◆ Task objective: Identify, in the records below, every line where the string "unit" appears, and copy each such line.
╭─ Extracted entries
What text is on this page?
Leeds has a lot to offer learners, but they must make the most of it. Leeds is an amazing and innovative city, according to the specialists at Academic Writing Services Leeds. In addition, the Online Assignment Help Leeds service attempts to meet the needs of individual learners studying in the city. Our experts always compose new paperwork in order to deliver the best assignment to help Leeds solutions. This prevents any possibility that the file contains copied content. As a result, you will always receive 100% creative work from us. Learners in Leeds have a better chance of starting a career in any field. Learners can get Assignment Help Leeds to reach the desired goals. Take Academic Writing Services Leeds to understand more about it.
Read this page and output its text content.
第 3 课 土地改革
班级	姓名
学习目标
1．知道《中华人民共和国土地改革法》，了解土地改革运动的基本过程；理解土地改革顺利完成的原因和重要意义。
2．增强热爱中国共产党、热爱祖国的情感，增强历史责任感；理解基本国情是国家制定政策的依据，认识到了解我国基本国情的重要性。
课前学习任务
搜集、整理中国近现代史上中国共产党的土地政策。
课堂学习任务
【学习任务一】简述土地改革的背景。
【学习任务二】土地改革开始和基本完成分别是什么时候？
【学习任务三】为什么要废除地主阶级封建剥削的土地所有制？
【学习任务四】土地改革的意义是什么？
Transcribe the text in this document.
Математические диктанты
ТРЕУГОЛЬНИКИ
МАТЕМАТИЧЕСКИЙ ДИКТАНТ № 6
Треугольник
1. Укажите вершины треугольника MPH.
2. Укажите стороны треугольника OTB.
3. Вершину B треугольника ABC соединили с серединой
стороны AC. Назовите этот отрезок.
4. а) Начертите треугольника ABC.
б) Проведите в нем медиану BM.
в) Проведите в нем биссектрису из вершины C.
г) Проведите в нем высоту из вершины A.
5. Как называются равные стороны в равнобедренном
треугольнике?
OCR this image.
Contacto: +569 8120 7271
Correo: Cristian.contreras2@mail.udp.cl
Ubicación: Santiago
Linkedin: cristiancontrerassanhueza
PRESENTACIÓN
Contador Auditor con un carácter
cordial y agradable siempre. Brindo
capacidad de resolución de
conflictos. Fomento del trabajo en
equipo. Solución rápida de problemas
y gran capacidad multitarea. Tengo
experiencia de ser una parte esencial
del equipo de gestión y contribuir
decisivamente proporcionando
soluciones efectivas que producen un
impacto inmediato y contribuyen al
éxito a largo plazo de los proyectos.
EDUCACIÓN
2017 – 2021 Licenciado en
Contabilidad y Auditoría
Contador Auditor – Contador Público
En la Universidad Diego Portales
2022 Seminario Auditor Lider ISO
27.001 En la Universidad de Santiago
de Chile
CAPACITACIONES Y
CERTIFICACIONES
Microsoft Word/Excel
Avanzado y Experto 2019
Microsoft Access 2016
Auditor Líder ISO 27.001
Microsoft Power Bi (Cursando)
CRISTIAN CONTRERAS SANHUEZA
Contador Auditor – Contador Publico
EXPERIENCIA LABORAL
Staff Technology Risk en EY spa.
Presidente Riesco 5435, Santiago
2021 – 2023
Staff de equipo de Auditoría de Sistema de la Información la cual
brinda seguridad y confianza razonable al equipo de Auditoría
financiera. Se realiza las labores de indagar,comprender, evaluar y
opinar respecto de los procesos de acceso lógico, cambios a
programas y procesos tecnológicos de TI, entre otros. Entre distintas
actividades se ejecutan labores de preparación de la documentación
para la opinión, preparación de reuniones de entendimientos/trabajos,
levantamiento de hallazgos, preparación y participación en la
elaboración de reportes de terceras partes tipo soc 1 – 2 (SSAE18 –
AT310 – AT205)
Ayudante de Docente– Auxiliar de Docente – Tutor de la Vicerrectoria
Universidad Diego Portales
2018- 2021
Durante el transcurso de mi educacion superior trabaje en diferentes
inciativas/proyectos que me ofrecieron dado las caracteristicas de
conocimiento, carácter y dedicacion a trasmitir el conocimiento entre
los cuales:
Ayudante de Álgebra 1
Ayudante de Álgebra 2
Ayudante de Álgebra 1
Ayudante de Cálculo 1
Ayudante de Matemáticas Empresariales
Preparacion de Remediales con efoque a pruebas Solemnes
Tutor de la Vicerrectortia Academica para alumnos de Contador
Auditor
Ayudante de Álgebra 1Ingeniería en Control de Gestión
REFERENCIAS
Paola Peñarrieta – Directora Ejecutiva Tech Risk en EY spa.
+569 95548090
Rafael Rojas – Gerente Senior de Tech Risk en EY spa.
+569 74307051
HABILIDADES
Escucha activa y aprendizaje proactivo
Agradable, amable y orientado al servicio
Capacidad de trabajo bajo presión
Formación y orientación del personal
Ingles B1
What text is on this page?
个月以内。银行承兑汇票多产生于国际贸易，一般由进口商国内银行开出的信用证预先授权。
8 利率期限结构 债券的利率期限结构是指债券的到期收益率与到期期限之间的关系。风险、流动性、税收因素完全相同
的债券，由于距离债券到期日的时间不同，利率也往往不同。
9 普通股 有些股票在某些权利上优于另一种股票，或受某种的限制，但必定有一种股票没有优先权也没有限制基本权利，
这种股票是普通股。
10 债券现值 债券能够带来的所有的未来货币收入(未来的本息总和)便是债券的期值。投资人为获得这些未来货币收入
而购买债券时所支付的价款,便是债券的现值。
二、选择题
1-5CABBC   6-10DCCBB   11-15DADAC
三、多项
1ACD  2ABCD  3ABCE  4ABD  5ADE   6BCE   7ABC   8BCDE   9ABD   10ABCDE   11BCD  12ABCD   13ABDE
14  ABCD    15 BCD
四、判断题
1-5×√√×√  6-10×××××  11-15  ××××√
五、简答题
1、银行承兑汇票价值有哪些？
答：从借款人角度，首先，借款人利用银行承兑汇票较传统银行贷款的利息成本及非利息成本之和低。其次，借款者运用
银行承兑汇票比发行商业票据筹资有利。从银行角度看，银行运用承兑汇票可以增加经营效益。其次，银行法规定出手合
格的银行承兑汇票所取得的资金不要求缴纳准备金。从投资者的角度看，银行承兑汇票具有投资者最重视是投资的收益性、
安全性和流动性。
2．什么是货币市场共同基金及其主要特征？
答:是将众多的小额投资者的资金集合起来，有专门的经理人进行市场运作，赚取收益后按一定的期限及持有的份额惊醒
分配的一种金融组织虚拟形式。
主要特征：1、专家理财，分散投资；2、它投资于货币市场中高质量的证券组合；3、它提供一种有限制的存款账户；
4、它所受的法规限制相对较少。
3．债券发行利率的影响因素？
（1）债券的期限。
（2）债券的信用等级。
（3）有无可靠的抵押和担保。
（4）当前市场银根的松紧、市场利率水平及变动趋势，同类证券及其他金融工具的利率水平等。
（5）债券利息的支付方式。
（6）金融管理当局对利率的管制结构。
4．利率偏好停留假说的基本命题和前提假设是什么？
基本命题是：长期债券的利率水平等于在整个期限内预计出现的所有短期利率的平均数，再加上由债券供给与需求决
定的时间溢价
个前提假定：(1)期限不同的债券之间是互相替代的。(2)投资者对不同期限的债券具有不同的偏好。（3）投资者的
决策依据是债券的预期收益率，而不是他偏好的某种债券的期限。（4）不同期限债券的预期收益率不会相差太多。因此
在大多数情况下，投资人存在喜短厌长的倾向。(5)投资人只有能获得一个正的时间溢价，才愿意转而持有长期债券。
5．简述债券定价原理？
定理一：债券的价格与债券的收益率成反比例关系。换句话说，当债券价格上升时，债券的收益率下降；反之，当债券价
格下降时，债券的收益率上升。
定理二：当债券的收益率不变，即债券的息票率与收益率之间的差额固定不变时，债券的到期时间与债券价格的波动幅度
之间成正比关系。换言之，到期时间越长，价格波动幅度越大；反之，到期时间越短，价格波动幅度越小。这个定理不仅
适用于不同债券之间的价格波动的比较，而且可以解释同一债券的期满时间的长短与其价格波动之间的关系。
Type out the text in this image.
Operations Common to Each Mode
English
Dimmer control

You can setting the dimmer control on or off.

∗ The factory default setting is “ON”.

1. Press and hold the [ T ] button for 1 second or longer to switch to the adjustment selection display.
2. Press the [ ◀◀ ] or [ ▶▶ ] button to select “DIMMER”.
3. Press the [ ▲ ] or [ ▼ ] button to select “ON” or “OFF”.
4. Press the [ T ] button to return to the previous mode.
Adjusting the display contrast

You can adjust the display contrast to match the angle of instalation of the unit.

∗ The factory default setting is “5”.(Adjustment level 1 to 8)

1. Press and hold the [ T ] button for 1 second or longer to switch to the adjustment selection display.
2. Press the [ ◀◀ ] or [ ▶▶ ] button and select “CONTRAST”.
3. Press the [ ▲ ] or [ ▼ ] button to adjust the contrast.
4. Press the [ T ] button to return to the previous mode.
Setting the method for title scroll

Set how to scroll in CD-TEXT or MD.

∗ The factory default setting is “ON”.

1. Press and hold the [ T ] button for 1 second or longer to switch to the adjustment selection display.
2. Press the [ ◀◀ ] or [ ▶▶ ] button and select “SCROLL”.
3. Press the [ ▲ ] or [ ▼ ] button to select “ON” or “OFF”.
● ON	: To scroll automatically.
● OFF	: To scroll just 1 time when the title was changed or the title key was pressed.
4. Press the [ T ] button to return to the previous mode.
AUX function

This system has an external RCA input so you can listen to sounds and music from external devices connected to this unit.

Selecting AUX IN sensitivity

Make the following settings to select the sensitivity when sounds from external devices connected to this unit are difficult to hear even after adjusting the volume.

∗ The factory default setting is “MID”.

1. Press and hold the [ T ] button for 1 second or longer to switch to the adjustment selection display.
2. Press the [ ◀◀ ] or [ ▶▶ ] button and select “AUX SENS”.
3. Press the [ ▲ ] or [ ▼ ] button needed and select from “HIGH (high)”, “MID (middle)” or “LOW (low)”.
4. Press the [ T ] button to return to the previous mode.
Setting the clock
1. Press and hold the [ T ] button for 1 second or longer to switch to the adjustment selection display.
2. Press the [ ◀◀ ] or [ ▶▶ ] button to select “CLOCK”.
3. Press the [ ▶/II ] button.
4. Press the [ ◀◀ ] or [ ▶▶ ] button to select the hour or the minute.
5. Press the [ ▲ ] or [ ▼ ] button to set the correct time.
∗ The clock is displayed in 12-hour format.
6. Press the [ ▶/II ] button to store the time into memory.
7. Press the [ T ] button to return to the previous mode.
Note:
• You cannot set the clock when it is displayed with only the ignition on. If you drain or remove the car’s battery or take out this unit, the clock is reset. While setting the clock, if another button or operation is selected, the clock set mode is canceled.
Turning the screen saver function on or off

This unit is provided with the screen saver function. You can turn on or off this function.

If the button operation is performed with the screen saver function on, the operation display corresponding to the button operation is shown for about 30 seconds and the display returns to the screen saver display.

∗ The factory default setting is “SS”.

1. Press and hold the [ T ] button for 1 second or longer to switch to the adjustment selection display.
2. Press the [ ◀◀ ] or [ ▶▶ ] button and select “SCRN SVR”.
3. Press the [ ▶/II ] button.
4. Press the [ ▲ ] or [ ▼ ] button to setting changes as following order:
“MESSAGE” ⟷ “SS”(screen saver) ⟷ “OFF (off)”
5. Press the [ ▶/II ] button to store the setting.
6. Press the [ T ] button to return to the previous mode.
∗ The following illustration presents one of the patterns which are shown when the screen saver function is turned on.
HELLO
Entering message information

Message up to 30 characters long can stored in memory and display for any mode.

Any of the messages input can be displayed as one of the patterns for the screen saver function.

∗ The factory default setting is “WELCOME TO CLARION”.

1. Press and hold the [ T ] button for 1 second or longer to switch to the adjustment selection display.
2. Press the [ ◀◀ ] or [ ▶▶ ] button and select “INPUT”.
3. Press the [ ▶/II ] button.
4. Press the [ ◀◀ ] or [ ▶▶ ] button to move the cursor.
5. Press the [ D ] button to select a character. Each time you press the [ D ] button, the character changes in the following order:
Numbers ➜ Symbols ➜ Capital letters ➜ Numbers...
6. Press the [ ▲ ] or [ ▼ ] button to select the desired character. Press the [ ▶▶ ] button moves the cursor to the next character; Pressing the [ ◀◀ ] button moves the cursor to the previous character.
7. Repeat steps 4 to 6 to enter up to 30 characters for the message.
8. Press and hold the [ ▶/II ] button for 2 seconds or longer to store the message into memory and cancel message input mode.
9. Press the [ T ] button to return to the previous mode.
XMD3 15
╰─
◆ Result of the task:
You can adjust the display contrast to match the angle of instalation of the unit.
This system has an external RCA input so you can listen to sounds and music from external devices connected to this unit.
Make the following settings to select the sensitivity when sounds from external devices connected to this unit are difficult to hear even after adjusting the volume.
• You cannot set the clock when it is displayed with only the ignition on. If you drain or remove the car’s battery or take out this unit, the clock is reset. While setting the clock, if another button or operation is selected, the clock set mode is canceled.
This unit is provided with the screen saver function. You can turn on or off this function.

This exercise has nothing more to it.